■ **Task**
Each of the entries should be retyped precisely as it appears.

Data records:
★ ★ ★ ★ ★ ★ ★

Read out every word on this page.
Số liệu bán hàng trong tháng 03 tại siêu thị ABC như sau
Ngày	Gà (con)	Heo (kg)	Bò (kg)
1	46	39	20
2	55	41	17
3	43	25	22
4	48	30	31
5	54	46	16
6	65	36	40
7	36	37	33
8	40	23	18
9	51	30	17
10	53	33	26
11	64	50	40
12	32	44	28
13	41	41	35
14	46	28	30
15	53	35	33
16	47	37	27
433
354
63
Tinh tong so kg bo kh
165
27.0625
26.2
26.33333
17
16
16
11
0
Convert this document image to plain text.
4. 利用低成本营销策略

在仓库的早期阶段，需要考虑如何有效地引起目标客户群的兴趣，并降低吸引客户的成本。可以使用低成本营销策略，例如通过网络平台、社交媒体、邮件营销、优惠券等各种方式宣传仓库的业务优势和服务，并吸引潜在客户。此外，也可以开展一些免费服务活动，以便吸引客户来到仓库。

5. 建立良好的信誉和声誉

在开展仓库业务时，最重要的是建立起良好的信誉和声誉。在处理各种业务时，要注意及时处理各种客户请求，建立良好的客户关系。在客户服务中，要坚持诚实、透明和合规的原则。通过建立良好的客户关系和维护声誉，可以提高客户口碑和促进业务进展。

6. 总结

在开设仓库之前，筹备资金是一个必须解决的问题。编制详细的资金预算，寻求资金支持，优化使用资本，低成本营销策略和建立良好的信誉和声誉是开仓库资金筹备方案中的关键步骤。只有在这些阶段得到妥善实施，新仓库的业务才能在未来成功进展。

★ ★ ★ ★ ★ ★ ★

■ **Answer to this task**
Read out every word on this page.
Số liệu bán hàng trong tháng 03 tại siêu thị ABC như sau
Ngày	Gà (con)	Heo (kg)	Bò (kg)
1	46	39	20
2	55	41	17
3	43	25	22
4	48	30	31
5	54	46	16
6	65	36	40
7	36	37	33
8	40	23	18
9	51	30	17
10	53	33	26
11	64	50	40
12	32	44	28
13	41	41	35
14	46	28	30
15	53	35	33
16	47	37	27
433
354
63
Tinh tong so kg bo kh
165
27.0625
26.2
26.33333
17
16
16
11
0
Convert this document image to plain text.
4. 利用低成本营销策略

在仓库的早期阶段，需要考虑如何有效地引起目标客户群的兴趣，并降低吸引客户的成本。可以使用低成本营销策略，例如通过网络平台、社交媒体、邮件营销、优惠券等各种方式宣传仓库的业务优势和服务，并吸引潜在客户。此外，也可以开展一些免费服务活动，以便吸引客户来到仓库。

5. 建立良好的信誉和声誉

在开展仓库业务时，最重要的是建立起良好的信誉和声誉。在处理各种业务时，要注意及时处理各种客户请求，建立良好的客户关系。在客户服务中，要坚持诚实、透明和合规的原则。通过建立良好的客户关系和维护声誉，可以提高客户口碑和促进业务进展。

6. 总结

在开设仓库之前，筹备资金是一个必须解决的问题。编制详细的资金预算，寻求资金支持，优化使用资本，低成本营销策略和建立良好的信誉和声誉是开仓库资金筹备方案中的关键步骤。只有在这些阶段得到妥善实施，新仓库的业务才能在未来成功进展。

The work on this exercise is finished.